> _GIVEN TASK_
How many lines in these records hold the string "Week"? State only that number.

Extracted data entries:

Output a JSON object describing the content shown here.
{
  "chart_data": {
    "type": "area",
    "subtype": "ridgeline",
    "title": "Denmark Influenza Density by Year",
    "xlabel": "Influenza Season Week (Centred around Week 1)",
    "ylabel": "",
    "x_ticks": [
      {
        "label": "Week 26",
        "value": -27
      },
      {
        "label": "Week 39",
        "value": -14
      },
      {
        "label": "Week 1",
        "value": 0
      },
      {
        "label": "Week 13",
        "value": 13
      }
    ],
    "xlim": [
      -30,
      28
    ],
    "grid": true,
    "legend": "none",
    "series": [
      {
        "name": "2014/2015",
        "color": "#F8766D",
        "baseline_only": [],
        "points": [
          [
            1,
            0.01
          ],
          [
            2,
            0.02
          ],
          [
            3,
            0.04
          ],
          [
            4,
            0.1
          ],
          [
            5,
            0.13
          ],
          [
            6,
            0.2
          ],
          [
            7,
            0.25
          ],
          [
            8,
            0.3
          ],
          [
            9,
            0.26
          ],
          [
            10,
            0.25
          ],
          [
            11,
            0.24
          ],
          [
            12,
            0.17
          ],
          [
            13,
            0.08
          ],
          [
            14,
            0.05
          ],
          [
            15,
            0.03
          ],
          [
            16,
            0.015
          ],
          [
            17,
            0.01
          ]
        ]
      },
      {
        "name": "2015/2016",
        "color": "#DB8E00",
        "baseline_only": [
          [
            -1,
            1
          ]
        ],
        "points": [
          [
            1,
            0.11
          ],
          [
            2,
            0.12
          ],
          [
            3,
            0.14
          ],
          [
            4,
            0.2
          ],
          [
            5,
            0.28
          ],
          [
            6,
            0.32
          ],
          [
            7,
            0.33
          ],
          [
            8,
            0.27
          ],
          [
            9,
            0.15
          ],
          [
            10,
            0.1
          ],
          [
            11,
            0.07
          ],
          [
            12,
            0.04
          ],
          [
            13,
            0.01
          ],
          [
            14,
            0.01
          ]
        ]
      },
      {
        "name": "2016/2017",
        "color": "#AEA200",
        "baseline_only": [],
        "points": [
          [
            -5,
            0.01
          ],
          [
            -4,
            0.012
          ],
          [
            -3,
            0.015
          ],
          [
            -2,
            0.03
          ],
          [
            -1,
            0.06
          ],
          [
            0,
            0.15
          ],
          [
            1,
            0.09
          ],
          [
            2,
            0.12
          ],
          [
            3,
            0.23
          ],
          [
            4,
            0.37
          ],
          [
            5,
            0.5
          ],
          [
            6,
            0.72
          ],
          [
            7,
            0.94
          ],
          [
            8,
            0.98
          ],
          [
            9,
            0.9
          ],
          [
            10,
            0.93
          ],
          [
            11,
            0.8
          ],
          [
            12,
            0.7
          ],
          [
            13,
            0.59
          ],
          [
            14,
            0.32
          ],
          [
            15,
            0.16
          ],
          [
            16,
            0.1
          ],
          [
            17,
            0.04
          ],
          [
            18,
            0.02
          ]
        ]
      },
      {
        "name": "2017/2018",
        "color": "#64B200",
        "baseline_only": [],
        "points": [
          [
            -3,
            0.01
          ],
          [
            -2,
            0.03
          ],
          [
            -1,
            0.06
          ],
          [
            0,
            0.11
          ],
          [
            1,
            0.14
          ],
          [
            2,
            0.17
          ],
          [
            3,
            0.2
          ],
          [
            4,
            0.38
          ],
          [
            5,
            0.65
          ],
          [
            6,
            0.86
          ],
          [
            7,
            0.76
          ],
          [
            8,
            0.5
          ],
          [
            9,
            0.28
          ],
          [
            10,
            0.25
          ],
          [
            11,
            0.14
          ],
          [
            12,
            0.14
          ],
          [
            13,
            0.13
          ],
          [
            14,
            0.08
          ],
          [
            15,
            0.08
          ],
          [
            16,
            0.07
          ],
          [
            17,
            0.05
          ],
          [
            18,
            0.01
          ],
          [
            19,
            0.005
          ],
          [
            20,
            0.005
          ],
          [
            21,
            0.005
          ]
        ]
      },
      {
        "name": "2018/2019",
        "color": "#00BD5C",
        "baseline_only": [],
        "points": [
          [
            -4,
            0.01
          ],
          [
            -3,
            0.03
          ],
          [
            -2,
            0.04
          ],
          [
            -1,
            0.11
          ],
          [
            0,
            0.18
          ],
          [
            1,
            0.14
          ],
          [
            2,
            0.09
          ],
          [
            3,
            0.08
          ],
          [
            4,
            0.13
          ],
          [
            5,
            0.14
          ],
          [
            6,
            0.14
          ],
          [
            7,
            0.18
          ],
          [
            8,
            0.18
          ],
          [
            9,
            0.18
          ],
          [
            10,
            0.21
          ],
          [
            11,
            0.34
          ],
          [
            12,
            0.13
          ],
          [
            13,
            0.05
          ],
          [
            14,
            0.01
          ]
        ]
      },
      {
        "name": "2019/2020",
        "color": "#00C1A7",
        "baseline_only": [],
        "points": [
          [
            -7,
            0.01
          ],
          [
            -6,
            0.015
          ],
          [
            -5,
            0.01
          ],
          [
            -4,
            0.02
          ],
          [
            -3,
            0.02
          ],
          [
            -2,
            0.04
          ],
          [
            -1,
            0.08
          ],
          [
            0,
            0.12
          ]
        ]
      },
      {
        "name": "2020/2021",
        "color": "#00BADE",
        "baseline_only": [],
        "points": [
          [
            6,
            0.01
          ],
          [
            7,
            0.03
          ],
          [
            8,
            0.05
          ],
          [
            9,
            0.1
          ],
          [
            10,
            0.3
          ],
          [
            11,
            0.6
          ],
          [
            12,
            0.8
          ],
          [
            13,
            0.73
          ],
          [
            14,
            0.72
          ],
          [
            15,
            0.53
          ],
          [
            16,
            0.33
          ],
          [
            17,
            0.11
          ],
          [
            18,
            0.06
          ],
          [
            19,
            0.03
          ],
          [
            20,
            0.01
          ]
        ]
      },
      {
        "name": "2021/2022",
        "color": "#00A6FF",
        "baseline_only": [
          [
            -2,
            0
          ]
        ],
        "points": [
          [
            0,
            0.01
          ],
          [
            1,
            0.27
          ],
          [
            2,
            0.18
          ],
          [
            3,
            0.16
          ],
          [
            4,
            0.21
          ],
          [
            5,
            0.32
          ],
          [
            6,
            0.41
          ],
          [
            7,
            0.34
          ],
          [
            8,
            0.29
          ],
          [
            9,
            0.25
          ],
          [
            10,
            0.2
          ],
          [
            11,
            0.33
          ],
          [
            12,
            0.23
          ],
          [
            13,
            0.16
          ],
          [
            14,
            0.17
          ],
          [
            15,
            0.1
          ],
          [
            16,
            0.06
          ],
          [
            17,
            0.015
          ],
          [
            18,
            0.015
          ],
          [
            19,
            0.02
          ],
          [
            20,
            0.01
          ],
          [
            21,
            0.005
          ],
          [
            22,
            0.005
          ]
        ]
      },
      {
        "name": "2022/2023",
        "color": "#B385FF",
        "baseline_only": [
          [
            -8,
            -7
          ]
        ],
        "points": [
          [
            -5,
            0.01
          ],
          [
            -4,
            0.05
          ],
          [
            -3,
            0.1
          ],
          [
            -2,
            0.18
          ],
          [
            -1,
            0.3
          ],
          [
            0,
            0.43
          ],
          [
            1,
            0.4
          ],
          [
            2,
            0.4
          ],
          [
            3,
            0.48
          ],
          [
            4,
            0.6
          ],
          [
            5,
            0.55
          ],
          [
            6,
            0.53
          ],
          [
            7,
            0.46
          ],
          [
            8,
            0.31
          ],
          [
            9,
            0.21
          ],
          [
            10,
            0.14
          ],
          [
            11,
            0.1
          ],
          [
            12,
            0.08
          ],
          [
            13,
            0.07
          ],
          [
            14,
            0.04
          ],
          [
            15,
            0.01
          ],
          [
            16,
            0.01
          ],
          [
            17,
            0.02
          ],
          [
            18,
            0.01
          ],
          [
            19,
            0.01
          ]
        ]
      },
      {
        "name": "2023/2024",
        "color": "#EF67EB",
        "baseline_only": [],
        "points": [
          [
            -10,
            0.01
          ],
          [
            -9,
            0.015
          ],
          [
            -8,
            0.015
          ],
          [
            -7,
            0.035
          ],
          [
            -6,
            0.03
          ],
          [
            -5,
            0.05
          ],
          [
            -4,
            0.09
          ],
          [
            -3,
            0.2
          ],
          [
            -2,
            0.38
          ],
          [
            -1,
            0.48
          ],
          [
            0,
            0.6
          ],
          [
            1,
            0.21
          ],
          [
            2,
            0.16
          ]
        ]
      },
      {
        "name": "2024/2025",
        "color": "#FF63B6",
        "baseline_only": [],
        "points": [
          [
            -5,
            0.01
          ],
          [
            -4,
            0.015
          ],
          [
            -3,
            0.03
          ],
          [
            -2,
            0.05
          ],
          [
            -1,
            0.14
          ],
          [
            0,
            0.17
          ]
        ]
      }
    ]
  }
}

> _EXERCISE OUTPUT_
5